WRITTEN EXERCISE: Gather each line in the entries that includes the string "grid".

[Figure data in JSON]

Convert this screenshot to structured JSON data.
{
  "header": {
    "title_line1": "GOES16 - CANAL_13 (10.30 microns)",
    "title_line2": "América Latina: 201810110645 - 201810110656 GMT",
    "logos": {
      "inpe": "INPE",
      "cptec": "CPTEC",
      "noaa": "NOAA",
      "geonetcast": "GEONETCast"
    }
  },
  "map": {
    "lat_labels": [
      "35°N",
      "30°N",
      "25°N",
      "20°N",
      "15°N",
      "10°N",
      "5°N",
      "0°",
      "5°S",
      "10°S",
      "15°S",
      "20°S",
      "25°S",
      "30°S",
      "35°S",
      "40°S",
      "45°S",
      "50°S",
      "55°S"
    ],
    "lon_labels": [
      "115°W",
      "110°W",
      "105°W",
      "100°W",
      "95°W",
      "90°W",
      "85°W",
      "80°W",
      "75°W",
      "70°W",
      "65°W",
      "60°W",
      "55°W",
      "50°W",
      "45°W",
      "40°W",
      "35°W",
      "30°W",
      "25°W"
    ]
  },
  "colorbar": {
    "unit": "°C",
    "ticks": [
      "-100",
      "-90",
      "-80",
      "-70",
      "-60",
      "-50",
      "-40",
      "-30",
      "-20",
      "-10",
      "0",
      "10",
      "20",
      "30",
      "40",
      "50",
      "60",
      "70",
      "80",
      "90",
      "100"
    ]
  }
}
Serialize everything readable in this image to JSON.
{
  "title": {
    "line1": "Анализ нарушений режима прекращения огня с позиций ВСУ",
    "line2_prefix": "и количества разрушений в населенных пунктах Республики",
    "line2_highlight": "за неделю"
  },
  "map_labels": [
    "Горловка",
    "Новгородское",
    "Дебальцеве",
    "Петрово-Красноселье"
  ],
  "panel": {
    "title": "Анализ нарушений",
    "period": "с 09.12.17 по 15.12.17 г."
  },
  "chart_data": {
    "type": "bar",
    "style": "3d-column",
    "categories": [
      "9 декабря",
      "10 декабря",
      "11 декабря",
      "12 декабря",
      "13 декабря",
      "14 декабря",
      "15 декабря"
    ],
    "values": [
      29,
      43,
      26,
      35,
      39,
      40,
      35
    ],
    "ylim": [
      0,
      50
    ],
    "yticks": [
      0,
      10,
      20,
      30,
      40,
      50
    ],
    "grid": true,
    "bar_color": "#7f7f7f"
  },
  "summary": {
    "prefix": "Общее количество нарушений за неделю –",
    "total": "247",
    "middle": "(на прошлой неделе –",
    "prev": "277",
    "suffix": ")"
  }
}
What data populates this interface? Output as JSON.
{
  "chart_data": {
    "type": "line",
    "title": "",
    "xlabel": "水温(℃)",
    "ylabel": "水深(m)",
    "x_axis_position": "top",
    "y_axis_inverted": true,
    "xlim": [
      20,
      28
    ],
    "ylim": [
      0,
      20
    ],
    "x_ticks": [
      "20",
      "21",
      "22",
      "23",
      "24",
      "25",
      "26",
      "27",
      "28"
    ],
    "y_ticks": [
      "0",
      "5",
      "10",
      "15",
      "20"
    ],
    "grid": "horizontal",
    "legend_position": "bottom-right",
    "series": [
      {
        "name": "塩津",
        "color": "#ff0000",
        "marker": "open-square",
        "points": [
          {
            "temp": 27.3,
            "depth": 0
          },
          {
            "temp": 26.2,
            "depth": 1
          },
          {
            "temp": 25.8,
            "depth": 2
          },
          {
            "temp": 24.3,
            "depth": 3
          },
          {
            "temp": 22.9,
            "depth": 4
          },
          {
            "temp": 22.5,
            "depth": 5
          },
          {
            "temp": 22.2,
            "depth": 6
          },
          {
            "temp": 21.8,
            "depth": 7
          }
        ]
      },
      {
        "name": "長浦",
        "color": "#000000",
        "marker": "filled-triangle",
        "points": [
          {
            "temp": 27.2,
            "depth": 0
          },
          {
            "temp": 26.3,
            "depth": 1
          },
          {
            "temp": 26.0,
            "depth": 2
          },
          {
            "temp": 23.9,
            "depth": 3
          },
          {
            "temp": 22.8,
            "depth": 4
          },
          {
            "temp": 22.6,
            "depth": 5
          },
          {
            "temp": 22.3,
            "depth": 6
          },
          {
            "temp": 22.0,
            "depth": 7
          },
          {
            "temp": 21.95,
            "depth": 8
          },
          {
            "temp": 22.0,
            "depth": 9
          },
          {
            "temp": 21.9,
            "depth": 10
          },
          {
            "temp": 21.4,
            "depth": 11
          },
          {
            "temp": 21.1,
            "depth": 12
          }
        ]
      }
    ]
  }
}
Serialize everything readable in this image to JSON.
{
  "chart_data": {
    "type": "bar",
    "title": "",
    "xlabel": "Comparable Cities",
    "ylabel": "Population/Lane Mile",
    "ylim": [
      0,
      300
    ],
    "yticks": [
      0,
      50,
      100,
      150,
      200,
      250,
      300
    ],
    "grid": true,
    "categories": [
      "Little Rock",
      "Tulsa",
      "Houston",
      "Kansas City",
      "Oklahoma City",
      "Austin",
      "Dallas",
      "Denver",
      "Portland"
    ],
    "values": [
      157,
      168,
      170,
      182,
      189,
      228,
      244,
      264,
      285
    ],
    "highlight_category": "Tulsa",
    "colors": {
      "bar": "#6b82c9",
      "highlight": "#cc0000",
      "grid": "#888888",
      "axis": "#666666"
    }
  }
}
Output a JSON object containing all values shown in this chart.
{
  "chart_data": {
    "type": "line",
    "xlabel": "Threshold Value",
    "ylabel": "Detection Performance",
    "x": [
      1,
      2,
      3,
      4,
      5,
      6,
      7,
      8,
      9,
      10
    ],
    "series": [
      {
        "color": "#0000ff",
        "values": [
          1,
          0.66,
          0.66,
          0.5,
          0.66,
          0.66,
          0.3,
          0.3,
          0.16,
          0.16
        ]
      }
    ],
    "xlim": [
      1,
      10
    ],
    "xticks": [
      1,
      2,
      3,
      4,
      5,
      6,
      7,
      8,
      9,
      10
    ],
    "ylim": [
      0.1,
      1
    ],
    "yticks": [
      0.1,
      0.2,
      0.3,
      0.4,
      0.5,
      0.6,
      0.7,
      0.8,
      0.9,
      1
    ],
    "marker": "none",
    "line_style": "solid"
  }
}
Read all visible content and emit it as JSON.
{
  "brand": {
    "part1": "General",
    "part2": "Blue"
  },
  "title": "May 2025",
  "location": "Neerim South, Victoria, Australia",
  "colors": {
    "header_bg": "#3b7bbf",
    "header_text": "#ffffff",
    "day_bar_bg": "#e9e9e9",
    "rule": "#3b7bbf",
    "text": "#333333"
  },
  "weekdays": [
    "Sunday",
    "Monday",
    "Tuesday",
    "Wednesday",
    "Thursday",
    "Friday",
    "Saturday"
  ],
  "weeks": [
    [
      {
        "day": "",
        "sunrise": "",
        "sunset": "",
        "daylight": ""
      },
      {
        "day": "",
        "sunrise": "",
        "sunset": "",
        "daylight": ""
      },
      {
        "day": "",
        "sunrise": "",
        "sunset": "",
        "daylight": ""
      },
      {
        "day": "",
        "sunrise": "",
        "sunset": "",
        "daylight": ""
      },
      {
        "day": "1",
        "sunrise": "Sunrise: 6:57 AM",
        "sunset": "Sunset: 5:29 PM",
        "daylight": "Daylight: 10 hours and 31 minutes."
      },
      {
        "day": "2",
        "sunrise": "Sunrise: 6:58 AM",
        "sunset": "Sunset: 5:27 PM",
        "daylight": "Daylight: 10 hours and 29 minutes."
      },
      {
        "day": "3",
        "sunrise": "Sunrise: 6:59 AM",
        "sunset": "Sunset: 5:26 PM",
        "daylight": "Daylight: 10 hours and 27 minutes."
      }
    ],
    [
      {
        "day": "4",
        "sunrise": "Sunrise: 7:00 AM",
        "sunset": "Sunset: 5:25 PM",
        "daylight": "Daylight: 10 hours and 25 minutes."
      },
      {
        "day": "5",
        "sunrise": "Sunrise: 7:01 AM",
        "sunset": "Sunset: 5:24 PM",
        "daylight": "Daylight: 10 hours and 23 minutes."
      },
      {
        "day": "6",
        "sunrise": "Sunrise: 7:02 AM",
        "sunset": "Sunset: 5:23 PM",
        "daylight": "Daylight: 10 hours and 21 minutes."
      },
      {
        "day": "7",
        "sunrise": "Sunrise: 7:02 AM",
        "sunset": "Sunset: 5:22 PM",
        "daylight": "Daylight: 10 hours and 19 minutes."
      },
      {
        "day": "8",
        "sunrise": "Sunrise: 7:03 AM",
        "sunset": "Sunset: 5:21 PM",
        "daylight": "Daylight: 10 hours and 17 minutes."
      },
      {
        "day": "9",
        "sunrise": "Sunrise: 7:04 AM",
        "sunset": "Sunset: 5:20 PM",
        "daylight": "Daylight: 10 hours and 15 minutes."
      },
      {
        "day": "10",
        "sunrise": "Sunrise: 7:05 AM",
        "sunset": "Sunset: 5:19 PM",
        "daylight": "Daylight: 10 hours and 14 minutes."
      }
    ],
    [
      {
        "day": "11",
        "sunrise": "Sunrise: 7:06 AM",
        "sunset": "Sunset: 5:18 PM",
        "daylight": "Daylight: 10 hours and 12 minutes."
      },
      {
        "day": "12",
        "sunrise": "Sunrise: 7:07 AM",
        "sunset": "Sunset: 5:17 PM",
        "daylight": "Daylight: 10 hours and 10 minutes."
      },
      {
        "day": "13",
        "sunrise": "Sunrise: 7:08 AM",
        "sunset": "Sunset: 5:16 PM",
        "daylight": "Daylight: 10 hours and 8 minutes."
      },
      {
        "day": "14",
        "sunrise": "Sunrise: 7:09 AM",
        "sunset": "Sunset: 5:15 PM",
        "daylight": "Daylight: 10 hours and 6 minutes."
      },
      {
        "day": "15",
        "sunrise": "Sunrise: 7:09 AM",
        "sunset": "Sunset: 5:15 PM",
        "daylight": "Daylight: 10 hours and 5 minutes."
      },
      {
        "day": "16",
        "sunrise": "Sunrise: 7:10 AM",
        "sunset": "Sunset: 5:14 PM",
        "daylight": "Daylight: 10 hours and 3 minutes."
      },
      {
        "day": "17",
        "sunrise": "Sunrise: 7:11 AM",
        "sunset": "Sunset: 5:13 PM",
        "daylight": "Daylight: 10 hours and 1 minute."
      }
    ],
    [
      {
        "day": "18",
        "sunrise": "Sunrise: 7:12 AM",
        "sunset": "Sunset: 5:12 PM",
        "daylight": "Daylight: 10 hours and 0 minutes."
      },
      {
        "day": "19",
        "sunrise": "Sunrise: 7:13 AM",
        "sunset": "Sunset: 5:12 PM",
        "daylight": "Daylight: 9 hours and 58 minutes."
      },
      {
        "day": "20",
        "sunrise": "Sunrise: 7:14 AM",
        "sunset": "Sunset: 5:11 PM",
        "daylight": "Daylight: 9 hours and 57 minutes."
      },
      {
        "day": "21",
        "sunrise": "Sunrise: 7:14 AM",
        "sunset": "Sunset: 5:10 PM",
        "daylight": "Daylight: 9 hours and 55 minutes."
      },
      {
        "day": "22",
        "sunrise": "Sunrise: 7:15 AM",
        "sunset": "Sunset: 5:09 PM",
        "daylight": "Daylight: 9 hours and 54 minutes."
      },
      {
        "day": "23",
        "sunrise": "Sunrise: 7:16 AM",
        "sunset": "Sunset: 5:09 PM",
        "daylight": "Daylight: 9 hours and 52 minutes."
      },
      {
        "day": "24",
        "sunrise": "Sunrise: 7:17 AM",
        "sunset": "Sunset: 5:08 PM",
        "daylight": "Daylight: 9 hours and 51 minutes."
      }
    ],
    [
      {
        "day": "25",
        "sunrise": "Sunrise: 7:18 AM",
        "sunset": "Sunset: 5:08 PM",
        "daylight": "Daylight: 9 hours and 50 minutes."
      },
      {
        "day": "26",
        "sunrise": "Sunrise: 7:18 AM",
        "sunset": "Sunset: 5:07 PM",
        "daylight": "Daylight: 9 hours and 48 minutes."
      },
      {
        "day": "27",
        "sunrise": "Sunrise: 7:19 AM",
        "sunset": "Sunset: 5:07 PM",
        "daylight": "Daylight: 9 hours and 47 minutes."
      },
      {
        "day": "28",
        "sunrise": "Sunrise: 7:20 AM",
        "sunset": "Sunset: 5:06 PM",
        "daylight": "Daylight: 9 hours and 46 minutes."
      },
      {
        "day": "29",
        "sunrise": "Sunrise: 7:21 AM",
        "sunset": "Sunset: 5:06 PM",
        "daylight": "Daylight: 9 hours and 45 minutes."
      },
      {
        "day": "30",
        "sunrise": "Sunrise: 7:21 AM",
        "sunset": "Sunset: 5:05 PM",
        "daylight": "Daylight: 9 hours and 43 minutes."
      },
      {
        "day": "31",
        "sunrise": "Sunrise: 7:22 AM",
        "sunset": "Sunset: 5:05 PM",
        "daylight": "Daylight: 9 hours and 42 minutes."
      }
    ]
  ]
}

SOLUTION BELOW:
    "grid": true,
    "grid": "horizontal",
    "grid": true,
      "grid": "#888888",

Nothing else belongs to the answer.